== SHORT TASK ==
Output all lines exactly.
[Start of PROVIDED DATA]
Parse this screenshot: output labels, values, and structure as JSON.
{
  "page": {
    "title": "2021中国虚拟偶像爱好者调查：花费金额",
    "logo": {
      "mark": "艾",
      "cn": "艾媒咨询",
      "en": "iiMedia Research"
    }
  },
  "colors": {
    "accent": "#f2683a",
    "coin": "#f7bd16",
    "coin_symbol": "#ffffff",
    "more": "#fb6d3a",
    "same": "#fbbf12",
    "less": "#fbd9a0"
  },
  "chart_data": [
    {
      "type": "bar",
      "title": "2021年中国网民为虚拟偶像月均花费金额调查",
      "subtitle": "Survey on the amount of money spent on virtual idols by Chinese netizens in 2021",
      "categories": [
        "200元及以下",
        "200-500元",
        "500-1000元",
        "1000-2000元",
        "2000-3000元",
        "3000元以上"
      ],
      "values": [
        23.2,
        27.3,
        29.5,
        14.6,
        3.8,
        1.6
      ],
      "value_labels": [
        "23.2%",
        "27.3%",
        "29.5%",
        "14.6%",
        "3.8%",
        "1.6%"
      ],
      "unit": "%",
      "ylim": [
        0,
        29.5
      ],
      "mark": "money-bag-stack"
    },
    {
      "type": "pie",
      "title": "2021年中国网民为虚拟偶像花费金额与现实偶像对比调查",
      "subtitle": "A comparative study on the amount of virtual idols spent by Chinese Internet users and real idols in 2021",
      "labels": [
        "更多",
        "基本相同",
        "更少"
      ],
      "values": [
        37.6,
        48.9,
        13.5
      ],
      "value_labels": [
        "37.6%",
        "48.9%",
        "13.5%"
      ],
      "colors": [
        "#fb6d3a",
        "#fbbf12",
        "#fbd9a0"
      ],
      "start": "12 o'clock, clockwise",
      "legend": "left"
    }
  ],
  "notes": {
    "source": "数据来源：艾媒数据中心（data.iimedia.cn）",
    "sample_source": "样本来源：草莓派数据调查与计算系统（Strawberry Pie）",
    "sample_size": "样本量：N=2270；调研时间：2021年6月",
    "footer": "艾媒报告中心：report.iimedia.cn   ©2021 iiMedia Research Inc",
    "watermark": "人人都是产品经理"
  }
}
[End of PROVIDED DATA]
== RESPONSE ==
Parse this screenshot: output labels, values, and structure as JSON.
{
  "page": {
    "title": "2021中国虚拟偶像爱好者调查：花费金额",
    "logo": {
      "mark": "艾",
      "cn": "艾媒咨询",
      "en": "iiMedia Research"
    }
  },
  "colors": {
    "accent": "#f2683a",
    "coin": "#f7bd16",
    "coin_symbol": "#ffffff",
    "more": "#fb6d3a",
    "same": "#fbbf12",
    "less": "#fbd9a0"
  },
  "chart_data": [
    {
      "type": "bar",
      "title": "2021年中国网民为虚拟偶像月均花费金额调查",
      "subtitle": "Survey on the amount of money spent on virtual idols by Chinese netizens in 2021",
      "categories": [
        "200元及以下",
        "200-500元",
        "500-1000元",
        "1000-2000元",
        "2000-3000元",
        "3000元以上"
      ],
      "values": [
        23.2,
        27.3,
        29.5,
        14.6,
        3.8,
        1.6
      ],
      "value_labels": [
        "23.2%",
        "27.3%",
        "29.5%",
        "14.6%",
        "3.8%",
        "1.6%"
      ],
      "unit": "%",
      "ylim": [
        0,
        29.5
      ],
      "mark": "money-bag-stack"
    },
    {
      "type": "pie",
      "title": "2021年中国网民为虚拟偶像花费金额与现实偶像对比调查",
      "subtitle": "A comparative study on the amount of virtual idols spent by Chinese Internet users and real idols in 2021",
      "labels": [
        "更多",
        "基本相同",
        "更少"
      ],
      "values": [
        37.6,
        48.9,
        13.5
      ],
      "value_labels": [
        "37.6%",
        "48.9%",
        "13.5%"
      ],
      "colors": [
        "#fb6d3a",
        "#fbbf12",
        "#fbd9a0"
      ],
      "start": "12 o'clock, clockwise",
      "legend": "left"
    }
  ],
  "notes": {
    "source": "数据来源：艾媒数据中心（data.iimedia.cn）",
    "sample_source": "样本来源：草莓派数据调查与计算系统（Strawberry Pie）",
    "sample_size": "样本量：N=2270；调研时间：2021年6月",
    "footer": "艾媒报告中心：report.iimedia.cn   ©2021 iiMedia Research Inc",
    "watermark": "人人都是产品经理"
  }
}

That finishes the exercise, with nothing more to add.